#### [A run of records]
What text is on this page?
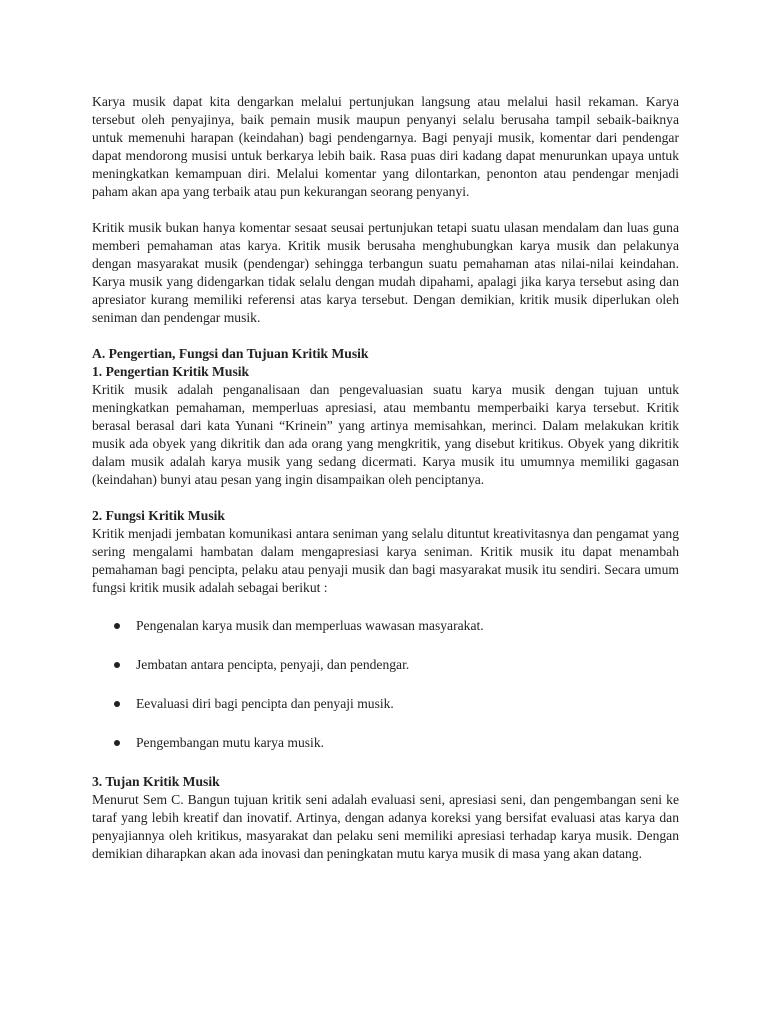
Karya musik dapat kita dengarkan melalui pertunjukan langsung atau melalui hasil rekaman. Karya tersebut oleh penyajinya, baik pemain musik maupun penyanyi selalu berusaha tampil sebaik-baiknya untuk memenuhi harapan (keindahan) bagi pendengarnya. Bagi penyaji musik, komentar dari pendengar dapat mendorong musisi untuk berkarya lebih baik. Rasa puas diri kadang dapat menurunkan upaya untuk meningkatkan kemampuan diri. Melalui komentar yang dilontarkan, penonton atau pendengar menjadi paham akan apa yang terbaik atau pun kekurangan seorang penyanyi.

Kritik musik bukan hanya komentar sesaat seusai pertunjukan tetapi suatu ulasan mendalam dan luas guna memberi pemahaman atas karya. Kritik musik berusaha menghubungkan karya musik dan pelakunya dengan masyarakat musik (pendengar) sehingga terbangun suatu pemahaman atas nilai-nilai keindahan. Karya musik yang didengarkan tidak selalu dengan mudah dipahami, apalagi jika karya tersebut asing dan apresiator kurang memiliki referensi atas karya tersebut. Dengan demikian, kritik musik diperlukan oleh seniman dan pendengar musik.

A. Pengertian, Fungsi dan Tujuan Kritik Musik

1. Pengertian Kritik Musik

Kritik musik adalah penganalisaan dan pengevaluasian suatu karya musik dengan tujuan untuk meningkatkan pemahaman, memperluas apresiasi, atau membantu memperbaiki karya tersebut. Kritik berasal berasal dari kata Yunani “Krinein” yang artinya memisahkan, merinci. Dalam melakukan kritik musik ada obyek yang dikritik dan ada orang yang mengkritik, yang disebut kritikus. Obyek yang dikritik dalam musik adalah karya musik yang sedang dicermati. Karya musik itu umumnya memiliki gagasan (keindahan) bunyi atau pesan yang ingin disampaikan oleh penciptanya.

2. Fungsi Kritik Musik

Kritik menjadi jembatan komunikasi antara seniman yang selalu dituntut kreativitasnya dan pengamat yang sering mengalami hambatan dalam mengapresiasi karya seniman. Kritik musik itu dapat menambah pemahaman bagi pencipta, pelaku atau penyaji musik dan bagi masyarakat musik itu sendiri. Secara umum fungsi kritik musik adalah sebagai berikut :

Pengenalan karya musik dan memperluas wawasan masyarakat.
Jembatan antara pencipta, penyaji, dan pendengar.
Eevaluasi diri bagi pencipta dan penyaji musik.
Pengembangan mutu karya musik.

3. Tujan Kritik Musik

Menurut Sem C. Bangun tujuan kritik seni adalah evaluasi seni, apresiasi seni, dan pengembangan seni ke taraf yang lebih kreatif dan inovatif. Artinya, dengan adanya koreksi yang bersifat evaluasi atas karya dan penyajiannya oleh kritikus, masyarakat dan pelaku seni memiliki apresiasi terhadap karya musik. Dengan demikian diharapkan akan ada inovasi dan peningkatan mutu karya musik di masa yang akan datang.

...

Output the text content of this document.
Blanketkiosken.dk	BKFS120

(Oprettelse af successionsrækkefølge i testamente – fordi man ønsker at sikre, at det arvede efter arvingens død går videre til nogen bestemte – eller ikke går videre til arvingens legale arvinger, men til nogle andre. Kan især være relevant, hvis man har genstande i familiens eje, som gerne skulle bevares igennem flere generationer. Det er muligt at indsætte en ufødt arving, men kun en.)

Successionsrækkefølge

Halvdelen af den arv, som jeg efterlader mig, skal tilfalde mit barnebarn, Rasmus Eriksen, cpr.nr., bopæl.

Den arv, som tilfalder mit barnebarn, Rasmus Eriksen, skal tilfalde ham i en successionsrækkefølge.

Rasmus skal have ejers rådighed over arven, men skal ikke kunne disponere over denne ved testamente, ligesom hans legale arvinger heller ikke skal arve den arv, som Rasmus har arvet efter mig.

#### [Short problem]
Read the data above. Pull out each line in which the string "text" appears.

#### [Task result]
What text is on this page?
Output the text content of this document.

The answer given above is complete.